▸ What is being asked
Locate each line below that includes "continue" and reproduce it.

▸ Data shown
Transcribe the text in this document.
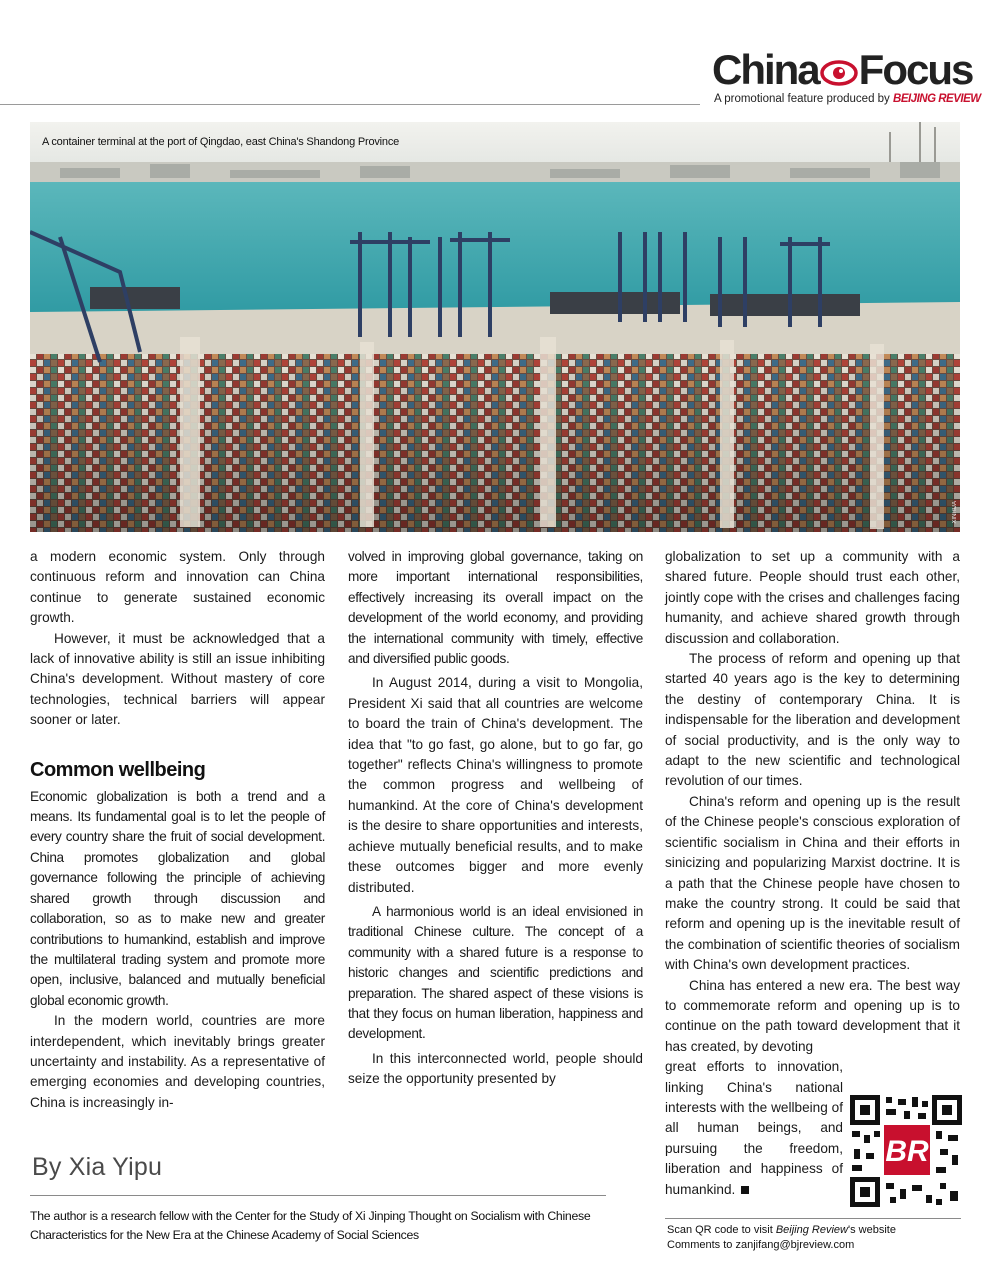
China Focus
A promotional feature produced by BEIJING REVIEW
A container terminal at the port of Qingdao, east China's Shandong Province
XINHUA

a modern economic system. Only through continuous reform and innovation can China continue to generate sustained economic growth.

However, it must be acknowledged that a lack of innovative ability is still an issue inhibiting China's development. Without mastery of core technologies, technical barriers will appear sooner or later.

Common wellbeing

Economic globalization is both a trend and a means. Its fundamental goal is to let the people of every country share the fruit of social development. China promotes globalization and global governance following the principle of achieving shared growth through discussion and collaboration, so as to make new and greater contributions to humankind, establish and improve the multilateral trading system and promote more open, inclusive, balanced and mutually beneficial global economic growth.

In the modern world, countries are more interdependent, which inevitably brings greater uncertainty and instability. As a representative of emerging economies and developing countries, China is increasingly in-

volved in improving global governance, taking on more important international responsibilities, effectively increasing its overall impact on the development of the world economy, and providing the international community with timely, effective and diversified public goods.

In August 2014, during a visit to Mongolia, President Xi said that all countries are welcome to board the train of China's development. The idea that "to go fast, go alone, but to go far, go together" reflects China's willingness to promote the common progress and wellbeing of humankind. At the core of China's development is the desire to share opportunities and interests, achieve mutually beneficial results, and to make these outcomes bigger and more evenly distributed.

A harmonious world is an ideal envisioned in traditional Chinese culture. The concept of a community with a shared future is a response to historic changes and scientific predictions and preparation. The shared aspect of these visions is that they focus on human liberation, happiness and development.

In this interconnected world, people should seize the opportunity presented by

globalization to set up a community with a shared future. People should trust each other, jointly cope with the crises and challenges facing humanity, and achieve shared growth through discussion and collaboration.

The process of reform and opening up that started 40 years ago is the key to determining the destiny of contemporary China. It is indispensable for the liberation and development of social productivity, and is the only way to adapt to the new scientific and technological revolution of our times.

China's reform and opening up is the result of the Chinese people's conscious exploration of scientific socialism in China and their efforts in sinicizing and popularizing Marxist doctrine. It is a path that the Chinese people have chosen to make the country strong. It could be said that reform and opening up is the inevitable result of the combination of scientific theories of socialism with China's own development practices.

China has entered a new era. The best way to commemorate reform and opening up is to continue on the path toward development that it has created, by devoting

great efforts to innovation, linking China's national interests with the wellbeing of all human beings, and pursuing the freedom, liberation and happiness of humankind.

BR
By Xia Yipu
The author is a research fellow with the Center for the Study of Xi Jinping Thought on Socialism with Chinese Characteristics for the New Era at the Chinese Academy of Social Sciences	Scan QR code to visit Beijing Review's website
Comments to zanjifang@bjreview.com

▸ The response
a modern economic system. Only through continuous reform and innovation can China continue to generate sustained economic growth.
China has entered a new era. The best way to commemorate reform and opening up is to continue on the path toward development that it has created, by devoting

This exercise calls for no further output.